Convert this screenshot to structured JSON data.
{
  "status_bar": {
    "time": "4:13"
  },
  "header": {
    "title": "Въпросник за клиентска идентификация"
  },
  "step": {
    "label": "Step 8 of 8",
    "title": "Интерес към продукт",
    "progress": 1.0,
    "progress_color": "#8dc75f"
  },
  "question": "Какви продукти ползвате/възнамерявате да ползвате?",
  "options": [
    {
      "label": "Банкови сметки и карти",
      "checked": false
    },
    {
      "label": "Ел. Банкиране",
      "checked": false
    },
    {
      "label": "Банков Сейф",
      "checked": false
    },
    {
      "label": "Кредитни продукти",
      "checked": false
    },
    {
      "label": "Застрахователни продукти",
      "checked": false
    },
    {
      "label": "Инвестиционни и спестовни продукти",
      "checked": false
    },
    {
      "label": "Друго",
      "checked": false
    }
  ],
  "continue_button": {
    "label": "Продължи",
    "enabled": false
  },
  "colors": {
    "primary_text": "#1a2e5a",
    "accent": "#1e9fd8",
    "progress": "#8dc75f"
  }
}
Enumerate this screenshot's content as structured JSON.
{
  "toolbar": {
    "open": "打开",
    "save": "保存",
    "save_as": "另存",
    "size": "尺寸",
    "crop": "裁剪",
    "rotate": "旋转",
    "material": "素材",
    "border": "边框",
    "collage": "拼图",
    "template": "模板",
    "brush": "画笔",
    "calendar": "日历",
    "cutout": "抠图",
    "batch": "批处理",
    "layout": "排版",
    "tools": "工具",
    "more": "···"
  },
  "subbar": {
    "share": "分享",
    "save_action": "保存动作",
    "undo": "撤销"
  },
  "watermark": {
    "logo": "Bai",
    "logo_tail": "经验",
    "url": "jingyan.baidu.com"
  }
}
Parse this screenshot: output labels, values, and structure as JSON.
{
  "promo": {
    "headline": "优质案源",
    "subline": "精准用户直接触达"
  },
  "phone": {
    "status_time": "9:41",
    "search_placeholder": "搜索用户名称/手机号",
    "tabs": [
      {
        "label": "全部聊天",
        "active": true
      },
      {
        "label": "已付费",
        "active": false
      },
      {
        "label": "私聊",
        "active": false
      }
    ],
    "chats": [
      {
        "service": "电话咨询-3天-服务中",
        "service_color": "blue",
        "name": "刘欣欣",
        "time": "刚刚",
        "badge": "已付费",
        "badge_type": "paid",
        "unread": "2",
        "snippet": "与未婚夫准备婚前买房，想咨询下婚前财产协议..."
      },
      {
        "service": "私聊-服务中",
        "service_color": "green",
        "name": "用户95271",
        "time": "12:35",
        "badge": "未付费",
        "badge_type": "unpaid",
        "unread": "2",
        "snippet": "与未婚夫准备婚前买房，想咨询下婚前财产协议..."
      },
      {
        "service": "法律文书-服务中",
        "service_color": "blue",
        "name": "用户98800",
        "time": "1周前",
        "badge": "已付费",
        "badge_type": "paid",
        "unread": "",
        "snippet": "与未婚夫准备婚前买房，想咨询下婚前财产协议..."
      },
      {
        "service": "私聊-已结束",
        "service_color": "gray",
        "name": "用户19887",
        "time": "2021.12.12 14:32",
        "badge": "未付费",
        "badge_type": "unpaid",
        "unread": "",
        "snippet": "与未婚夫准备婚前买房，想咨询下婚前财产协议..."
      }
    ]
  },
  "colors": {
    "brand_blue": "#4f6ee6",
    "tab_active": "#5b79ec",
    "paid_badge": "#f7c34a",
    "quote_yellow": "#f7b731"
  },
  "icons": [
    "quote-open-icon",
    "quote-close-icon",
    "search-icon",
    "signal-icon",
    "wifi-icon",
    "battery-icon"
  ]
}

┄┄┄┄┄┄┄┄┄┄

- PROBLEM DETAILS:
Filter the entries and copy out every line with the word "name".

- ANSWER TO THIS TASK:
        "name": "刘欣欣",
        "name": "用户95271",
        "name": "用户98800",
        "name": "用户19887",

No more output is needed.